**YOUR GOAL:** Skip every picture, then write out exactly the lines of the listing below from the line that contains "Decode this image" through the final line.

**EXTRACTED MATERIAL:**
>>>

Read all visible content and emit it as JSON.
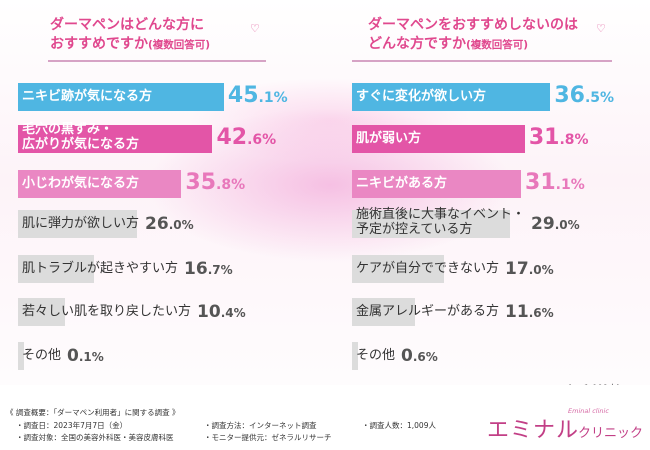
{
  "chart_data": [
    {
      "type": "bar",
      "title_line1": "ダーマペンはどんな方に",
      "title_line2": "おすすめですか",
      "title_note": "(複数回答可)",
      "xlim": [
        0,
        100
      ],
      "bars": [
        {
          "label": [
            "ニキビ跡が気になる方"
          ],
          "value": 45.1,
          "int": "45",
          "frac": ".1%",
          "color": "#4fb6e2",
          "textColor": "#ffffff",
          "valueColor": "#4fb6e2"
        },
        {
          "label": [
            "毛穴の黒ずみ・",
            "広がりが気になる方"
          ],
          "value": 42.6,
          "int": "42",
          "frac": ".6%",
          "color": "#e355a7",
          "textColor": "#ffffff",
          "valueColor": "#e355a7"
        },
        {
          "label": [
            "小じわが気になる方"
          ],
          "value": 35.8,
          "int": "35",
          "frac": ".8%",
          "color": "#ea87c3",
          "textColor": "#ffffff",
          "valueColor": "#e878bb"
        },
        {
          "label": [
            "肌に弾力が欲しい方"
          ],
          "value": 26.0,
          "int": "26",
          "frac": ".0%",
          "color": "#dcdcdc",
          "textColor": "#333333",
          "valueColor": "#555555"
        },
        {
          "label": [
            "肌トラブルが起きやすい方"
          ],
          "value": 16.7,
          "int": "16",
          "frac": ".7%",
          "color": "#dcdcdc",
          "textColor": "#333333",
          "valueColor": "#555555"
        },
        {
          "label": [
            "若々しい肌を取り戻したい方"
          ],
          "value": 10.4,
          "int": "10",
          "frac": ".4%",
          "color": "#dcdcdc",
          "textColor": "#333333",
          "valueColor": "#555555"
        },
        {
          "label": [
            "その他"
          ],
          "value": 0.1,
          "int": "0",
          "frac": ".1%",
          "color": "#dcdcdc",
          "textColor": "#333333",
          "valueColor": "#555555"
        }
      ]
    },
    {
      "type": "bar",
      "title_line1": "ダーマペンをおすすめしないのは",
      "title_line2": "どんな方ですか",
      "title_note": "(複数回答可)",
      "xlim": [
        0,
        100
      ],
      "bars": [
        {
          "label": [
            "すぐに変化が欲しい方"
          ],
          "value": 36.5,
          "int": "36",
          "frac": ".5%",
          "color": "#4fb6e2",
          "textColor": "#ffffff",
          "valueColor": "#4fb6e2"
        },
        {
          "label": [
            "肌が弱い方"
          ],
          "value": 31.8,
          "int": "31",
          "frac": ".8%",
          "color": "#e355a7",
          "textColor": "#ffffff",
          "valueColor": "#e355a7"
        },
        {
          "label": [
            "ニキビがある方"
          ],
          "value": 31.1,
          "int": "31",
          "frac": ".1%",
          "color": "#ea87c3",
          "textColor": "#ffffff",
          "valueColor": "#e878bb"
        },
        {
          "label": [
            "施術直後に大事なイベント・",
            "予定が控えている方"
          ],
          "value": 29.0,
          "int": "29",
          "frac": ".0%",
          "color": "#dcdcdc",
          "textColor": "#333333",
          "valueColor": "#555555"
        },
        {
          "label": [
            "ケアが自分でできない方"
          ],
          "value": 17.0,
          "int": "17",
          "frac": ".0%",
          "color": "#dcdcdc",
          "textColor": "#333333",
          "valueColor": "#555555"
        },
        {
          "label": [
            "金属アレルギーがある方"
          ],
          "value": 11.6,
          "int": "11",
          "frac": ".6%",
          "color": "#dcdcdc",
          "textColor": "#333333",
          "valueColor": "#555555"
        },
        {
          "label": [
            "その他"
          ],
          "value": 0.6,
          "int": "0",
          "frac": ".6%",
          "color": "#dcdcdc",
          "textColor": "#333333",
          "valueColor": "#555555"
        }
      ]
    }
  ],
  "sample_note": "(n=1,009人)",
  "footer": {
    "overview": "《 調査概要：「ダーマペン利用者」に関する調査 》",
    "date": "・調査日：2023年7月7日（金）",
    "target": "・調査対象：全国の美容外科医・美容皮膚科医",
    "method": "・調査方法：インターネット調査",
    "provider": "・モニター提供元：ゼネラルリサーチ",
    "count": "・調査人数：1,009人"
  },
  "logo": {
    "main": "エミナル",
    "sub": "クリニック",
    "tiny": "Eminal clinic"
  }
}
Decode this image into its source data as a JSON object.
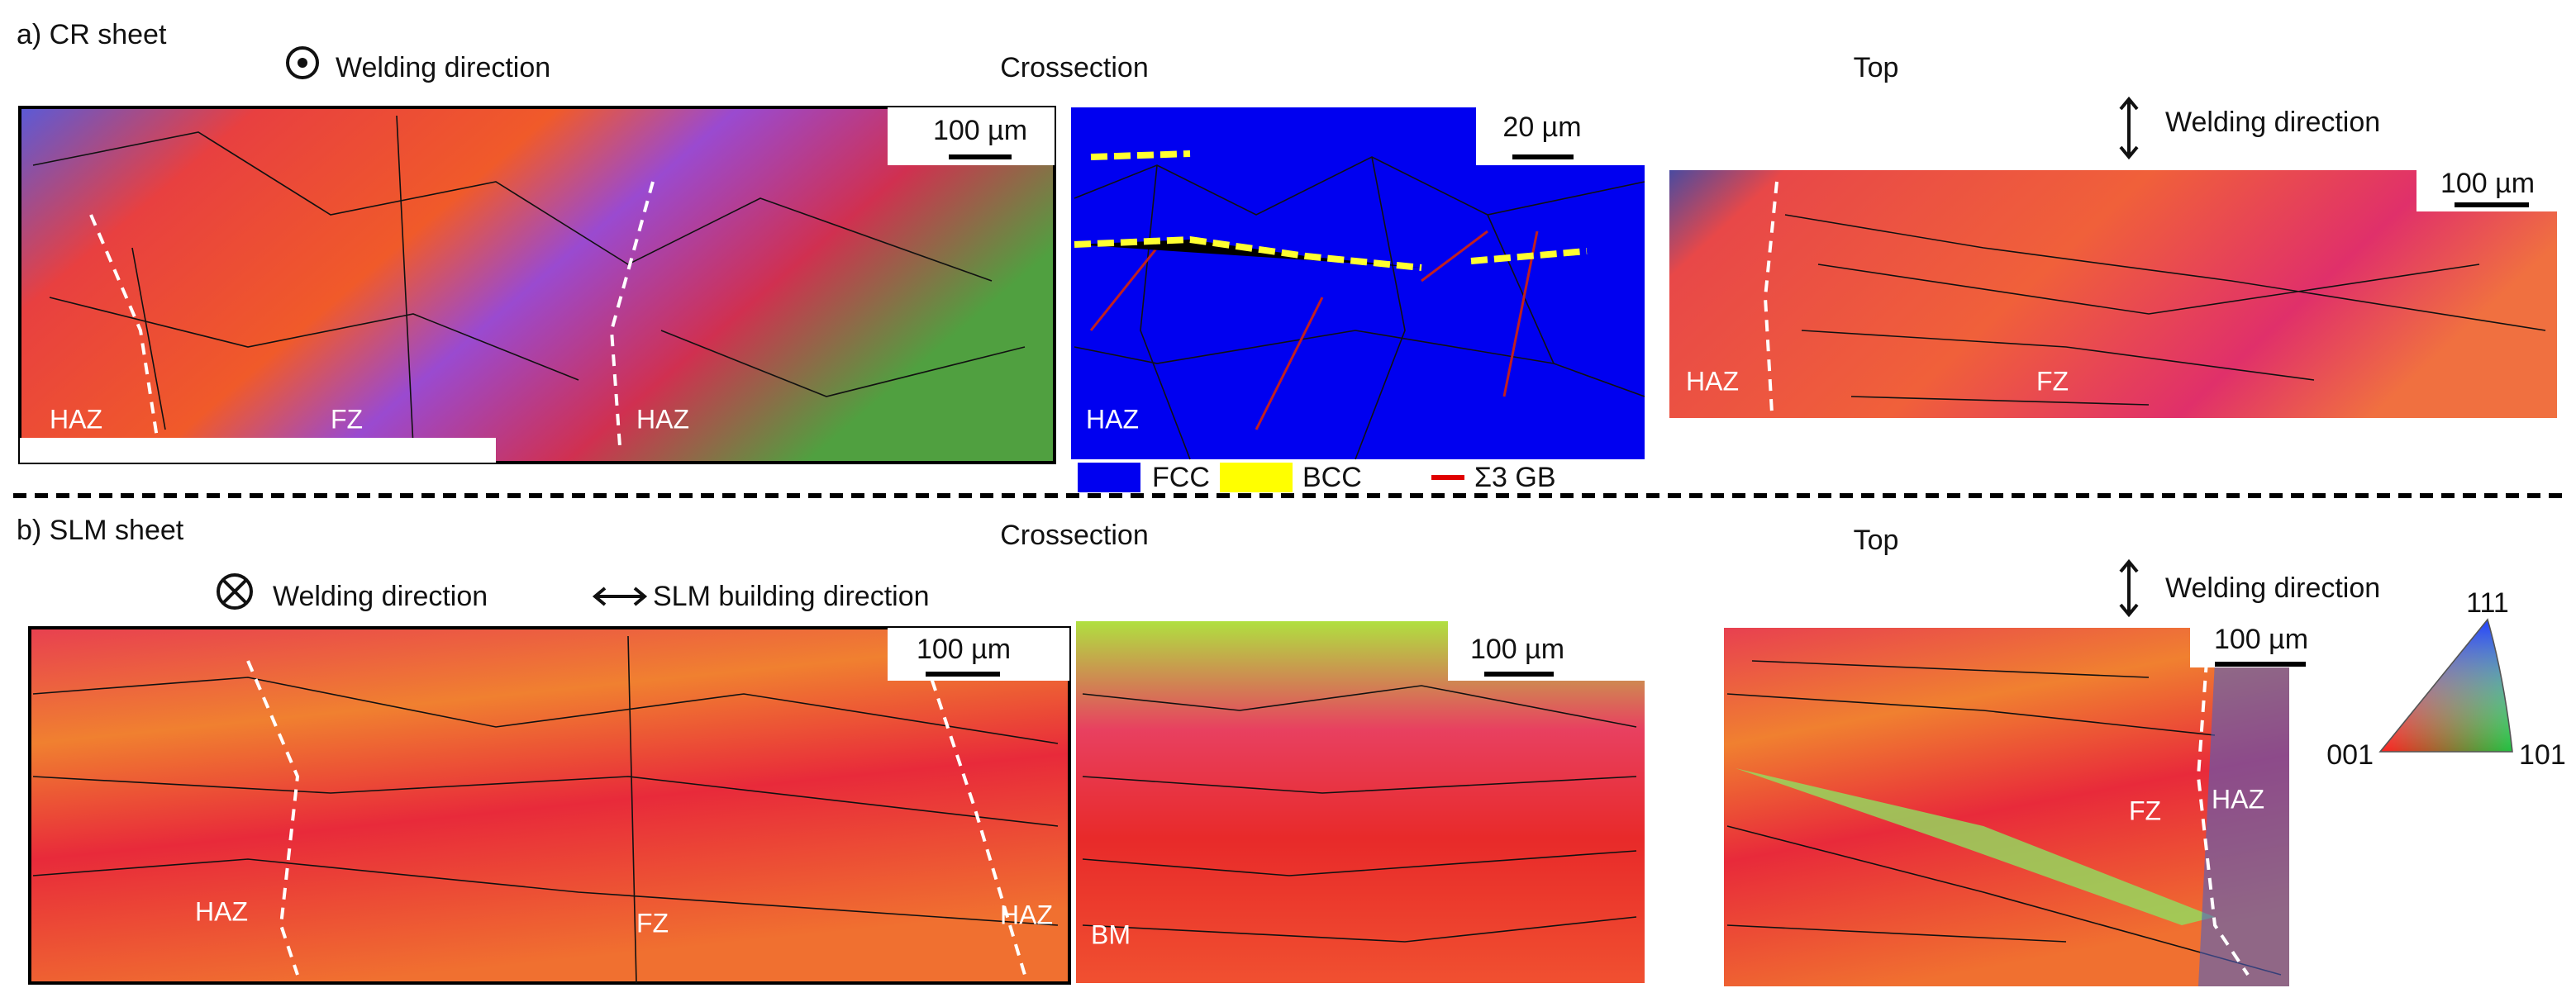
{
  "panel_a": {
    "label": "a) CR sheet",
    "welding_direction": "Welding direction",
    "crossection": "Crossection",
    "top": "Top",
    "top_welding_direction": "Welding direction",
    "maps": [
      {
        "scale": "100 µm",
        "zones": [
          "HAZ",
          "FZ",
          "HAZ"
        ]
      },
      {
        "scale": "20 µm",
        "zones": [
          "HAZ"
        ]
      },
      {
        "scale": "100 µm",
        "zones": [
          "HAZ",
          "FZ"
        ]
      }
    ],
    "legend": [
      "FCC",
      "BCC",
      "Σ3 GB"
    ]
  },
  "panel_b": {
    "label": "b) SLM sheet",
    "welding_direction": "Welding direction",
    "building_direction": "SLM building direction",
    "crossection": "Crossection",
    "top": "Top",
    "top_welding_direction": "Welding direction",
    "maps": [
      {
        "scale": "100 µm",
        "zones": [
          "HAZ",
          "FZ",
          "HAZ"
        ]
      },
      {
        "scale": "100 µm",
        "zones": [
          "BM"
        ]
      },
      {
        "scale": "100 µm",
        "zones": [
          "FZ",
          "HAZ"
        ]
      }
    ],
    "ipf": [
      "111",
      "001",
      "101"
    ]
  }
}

<<<

**EXPECTED ANSWER:**
Decode this image into its source data as a JSON object.
{
  "panel_a": {
    "label": "a) CR sheet",
    "welding_direction": "Welding direction",
    "crossection": "Crossection",
    "top": "Top",
    "top_welding_direction": "Welding direction",
    "maps": [
      {
        "scale": "100 µm",
        "zones": [
          "HAZ",
          "FZ",
          "HAZ"
        ]
      },
      {
        "scale": "20 µm",
        "zones": [
          "HAZ"
        ]
      },
      {
        "scale": "100 µm",
        "zones": [
          "HAZ",
          "FZ"
        ]
      }
    ],
    "legend": [
      "FCC",
      "BCC",
      "Σ3 GB"
    ]
  },
  "panel_b": {
    "label": "b) SLM sheet",
    "welding_direction": "Welding direction",
    "building_direction": "SLM building direction",
    "crossection": "Crossection",
    "top": "Top",
    "top_welding_direction": "Welding direction",
    "maps": [
      {
        "scale": "100 µm",
        "zones": [
          "HAZ",
          "FZ",
          "HAZ"
        ]
      },
      {
        "scale": "100 µm",
        "zones": [
          "BM"
        ]
      },
      {
        "scale": "100 µm",
        "zones": [
          "FZ",
          "HAZ"
        ]
      }
    ],
    "ipf": [
      "111",
      "001",
      "101"
    ]
  }
}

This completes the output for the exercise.